- [Recorded data]:
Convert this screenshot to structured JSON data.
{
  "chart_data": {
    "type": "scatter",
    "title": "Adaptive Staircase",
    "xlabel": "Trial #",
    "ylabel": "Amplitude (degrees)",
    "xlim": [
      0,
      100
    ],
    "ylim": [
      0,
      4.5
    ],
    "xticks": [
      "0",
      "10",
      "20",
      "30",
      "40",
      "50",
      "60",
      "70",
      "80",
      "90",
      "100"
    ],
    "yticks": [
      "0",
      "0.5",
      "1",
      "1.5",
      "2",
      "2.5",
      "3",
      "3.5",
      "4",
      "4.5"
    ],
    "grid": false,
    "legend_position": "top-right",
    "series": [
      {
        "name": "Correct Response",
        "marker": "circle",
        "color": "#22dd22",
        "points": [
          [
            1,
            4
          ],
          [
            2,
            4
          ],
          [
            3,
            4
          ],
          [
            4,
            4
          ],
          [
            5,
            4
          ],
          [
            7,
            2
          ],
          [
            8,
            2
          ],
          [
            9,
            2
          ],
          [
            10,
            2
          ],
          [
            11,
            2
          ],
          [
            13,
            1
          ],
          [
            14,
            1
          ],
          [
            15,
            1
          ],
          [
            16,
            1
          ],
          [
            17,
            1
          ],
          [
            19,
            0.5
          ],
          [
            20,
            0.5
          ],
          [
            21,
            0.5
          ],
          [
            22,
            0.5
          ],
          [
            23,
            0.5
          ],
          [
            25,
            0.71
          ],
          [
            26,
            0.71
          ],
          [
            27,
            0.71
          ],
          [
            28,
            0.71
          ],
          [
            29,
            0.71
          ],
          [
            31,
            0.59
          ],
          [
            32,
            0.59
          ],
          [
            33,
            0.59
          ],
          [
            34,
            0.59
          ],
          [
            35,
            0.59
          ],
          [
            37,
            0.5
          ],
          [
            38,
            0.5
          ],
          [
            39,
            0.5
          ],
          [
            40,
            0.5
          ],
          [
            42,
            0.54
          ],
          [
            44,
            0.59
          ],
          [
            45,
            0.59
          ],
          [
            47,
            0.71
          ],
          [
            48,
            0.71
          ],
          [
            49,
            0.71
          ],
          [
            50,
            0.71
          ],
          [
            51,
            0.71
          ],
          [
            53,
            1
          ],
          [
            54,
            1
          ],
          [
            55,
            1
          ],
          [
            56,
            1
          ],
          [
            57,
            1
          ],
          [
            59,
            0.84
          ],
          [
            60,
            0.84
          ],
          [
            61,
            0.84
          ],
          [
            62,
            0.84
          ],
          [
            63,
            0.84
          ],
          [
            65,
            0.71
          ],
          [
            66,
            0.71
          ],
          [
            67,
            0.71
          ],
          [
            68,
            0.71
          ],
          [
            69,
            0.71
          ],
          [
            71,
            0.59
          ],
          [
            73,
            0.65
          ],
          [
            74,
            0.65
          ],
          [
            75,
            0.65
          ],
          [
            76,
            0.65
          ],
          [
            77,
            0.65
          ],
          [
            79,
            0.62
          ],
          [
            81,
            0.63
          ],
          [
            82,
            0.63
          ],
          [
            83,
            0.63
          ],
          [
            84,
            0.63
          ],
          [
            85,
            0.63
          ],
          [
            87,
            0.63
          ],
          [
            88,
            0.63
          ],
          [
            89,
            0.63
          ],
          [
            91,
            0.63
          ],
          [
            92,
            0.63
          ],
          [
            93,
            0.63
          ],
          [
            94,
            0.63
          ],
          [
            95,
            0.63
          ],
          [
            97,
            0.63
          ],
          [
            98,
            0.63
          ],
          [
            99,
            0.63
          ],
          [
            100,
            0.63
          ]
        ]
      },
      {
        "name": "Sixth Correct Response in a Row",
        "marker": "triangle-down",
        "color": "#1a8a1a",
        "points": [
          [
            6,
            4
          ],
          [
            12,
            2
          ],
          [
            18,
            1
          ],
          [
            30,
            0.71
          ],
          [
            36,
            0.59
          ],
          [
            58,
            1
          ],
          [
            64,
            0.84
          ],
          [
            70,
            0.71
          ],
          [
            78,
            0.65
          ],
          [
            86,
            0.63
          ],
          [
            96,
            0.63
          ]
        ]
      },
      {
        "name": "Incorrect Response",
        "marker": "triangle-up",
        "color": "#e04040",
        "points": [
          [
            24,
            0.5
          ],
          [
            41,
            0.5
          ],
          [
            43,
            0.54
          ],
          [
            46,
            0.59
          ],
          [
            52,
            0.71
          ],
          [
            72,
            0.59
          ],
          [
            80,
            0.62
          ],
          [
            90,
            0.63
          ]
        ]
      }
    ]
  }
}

- [Given problem]:
Every record above should be copied exactly.

- [Exercise output]:
Convert this screenshot to structured JSON data.
{
  "chart_data": {
    "type": "scatter",
    "title": "Adaptive Staircase",
    "xlabel": "Trial #",
    "ylabel": "Amplitude (degrees)",
    "xlim": [
      0,
      100
    ],
    "ylim": [
      0,
      4.5
    ],
    "xticks": [
      "0",
      "10",
      "20",
      "30",
      "40",
      "50",
      "60",
      "70",
      "80",
      "90",
      "100"
    ],
    "yticks": [
      "0",
      "0.5",
      "1",
      "1.5",
      "2",
      "2.5",
      "3",
      "3.5",
      "4",
      "4.5"
    ],
    "grid": false,
    "legend_position": "top-right",
    "series": [
      {
        "name": "Correct Response",
        "marker": "circle",
        "color": "#22dd22",
        "points": [
          [
            1,
            4
          ],
          [
            2,
            4
          ],
          [
            3,
            4
          ],
          [
            4,
            4
          ],
          [
            5,
            4
          ],
          [
            7,
            2
          ],
          [
            8,
            2
          ],
          [
            9,
            2
          ],
          [
            10,
            2
          ],
          [
            11,
            2
          ],
          [
            13,
            1
          ],
          [
            14,
            1
          ],
          [
            15,
            1
          ],
          [
            16,
            1
          ],
          [
            17,
            1
          ],
          [
            19,
            0.5
          ],
          [
            20,
            0.5
          ],
          [
            21,
            0.5
          ],
          [
            22,
            0.5
          ],
          [
            23,
            0.5
          ],
          [
            25,
            0.71
          ],
          [
            26,
            0.71
          ],
          [
            27,
            0.71
          ],
          [
            28,
            0.71
          ],
          [
            29,
            0.71
          ],
          [
            31,
            0.59
          ],
          [
            32,
            0.59
          ],
          [
            33,
            0.59
          ],
          [
            34,
            0.59
          ],
          [
            35,
            0.59
          ],
          [
            37,
            0.5
          ],
          [
            38,
            0.5
          ],
          [
            39,
            0.5
          ],
          [
            40,
            0.5
          ],
          [
            42,
            0.54
          ],
          [
            44,
            0.59
          ],
          [
            45,
            0.59
          ],
          [
            47,
            0.71
          ],
          [
            48,
            0.71
          ],
          [
            49,
            0.71
          ],
          [
            50,
            0.71
          ],
          [
            51,
            0.71
          ],
          [
            53,
            1
          ],
          [
            54,
            1
          ],
          [
            55,
            1
          ],
          [
            56,
            1
          ],
          [
            57,
            1
          ],
          [
            59,
            0.84
          ],
          [
            60,
            0.84
          ],
          [
            61,
            0.84
          ],
          [
            62,
            0.84
          ],
          [
            63,
            0.84
          ],
          [
            65,
            0.71
          ],
          [
            66,
            0.71
          ],
          [
            67,
            0.71
          ],
          [
            68,
            0.71
          ],
          [
            69,
            0.71
          ],
          [
            71,
            0.59
          ],
          [
            73,
            0.65
          ],
          [
            74,
            0.65
          ],
          [
            75,
            0.65
          ],
          [
            76,
            0.65
          ],
          [
            77,
            0.65
          ],
          [
            79,
            0.62
          ],
          [
            81,
            0.63
          ],
          [
            82,
            0.63
          ],
          [
            83,
            0.63
          ],
          [
            84,
            0.63
          ],
          [
            85,
            0.63
          ],
          [
            87,
            0.63
          ],
          [
            88,
            0.63
          ],
          [
            89,
            0.63
          ],
          [
            91,
            0.63
          ],
          [
            92,
            0.63
          ],
          [
            93,
            0.63
          ],
          [
            94,
            0.63
          ],
          [
            95,
            0.63
          ],
          [
            97,
            0.63
          ],
          [
            98,
            0.63
          ],
          [
            99,
            0.63
          ],
          [
            100,
            0.63
          ]
        ]
      },
      {
        "name": "Sixth Correct Response in a Row",
        "marker": "triangle-down",
        "color": "#1a8a1a",
        "points": [
          [
            6,
            4
          ],
          [
            12,
            2
          ],
          [
            18,
            1
          ],
          [
            30,
            0.71
          ],
          [
            36,
            0.59
          ],
          [
            58,
            1
          ],
          [
            64,
            0.84
          ],
          [
            70,
            0.71
          ],
          [
            78,
            0.65
          ],
          [
            86,
            0.63
          ],
          [
            96,
            0.63
          ]
        ]
      },
      {
        "name": "Incorrect Response",
        "marker": "triangle-up",
        "color": "#e04040",
        "points": [
          [
            24,
            0.5
          ],
          [
            41,
            0.5
          ],
          [
            43,
            0.54
          ],
          [
            46,
            0.59
          ],
          [
            52,
            0.71
          ],
          [
            72,
            0.59
          ],
          [
            80,
            0.62
          ],
          [
            90,
            0.63
          ]
        ]
      }
    ]
  }
}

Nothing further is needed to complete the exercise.